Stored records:
-- Start --

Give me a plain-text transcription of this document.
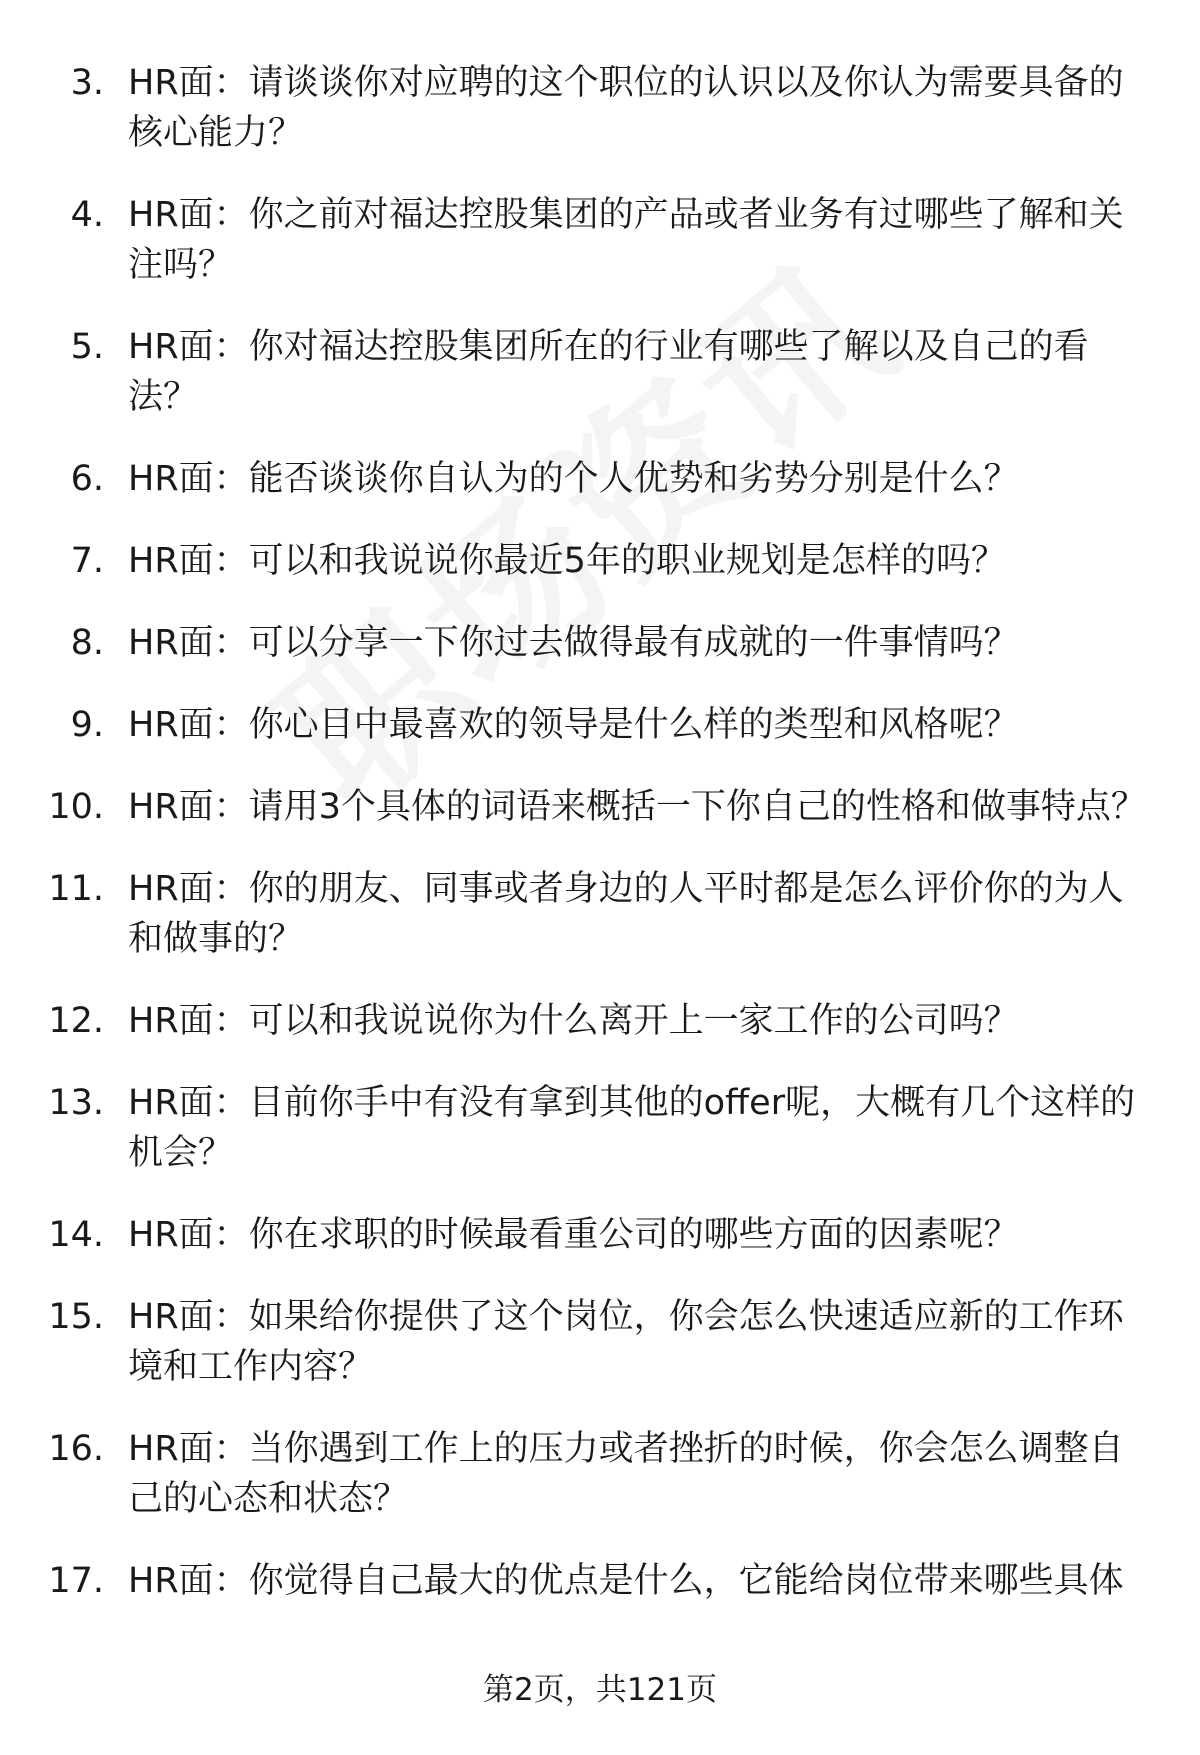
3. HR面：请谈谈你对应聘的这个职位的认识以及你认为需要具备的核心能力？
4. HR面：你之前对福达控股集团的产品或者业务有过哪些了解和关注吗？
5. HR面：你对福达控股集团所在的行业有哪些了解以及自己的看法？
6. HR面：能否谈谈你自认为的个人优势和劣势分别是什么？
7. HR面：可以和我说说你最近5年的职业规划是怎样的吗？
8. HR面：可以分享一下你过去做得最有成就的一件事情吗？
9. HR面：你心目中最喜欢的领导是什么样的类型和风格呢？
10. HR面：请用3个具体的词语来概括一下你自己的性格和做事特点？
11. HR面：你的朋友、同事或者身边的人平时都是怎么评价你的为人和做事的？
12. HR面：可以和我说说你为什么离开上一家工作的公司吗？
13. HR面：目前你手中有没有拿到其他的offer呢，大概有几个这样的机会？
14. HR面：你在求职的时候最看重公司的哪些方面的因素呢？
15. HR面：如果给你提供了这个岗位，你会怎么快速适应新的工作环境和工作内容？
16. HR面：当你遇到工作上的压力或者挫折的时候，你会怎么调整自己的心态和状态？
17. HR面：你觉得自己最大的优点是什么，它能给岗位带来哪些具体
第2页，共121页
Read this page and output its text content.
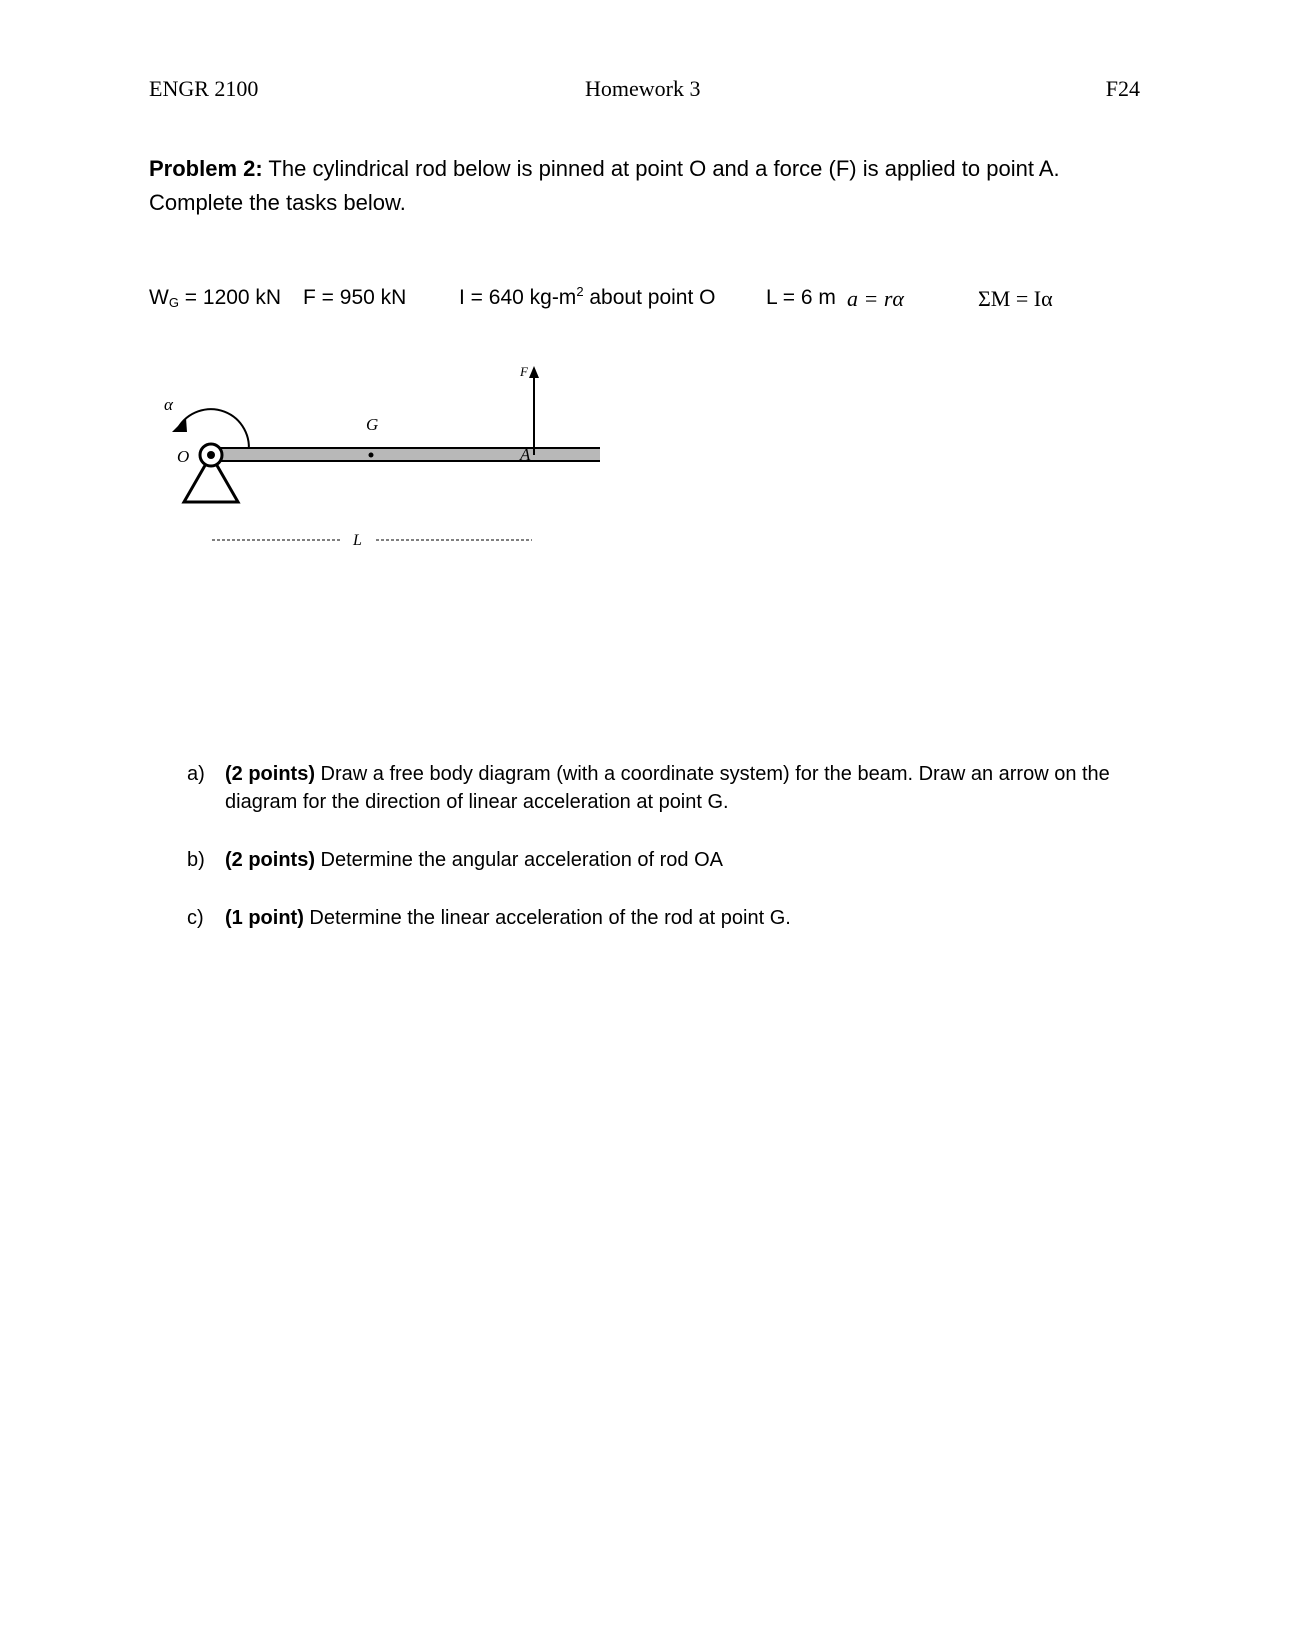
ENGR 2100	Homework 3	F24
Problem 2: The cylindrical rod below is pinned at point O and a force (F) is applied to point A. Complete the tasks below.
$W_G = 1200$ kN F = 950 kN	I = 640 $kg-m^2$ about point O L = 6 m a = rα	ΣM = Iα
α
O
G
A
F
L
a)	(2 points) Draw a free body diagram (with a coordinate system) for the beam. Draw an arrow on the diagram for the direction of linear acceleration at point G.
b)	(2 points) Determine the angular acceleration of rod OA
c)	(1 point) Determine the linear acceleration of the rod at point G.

-- End --

What to do: Check every line for "linear" and show the ones that have it.

Response:
a)	(2 points) Draw a free body diagram (with a coordinate system) for the beam. Draw an arrow on the diagram for the direction of linear acceleration at point G.
c)	(1 point) Determine the linear acceleration of the rod at point G.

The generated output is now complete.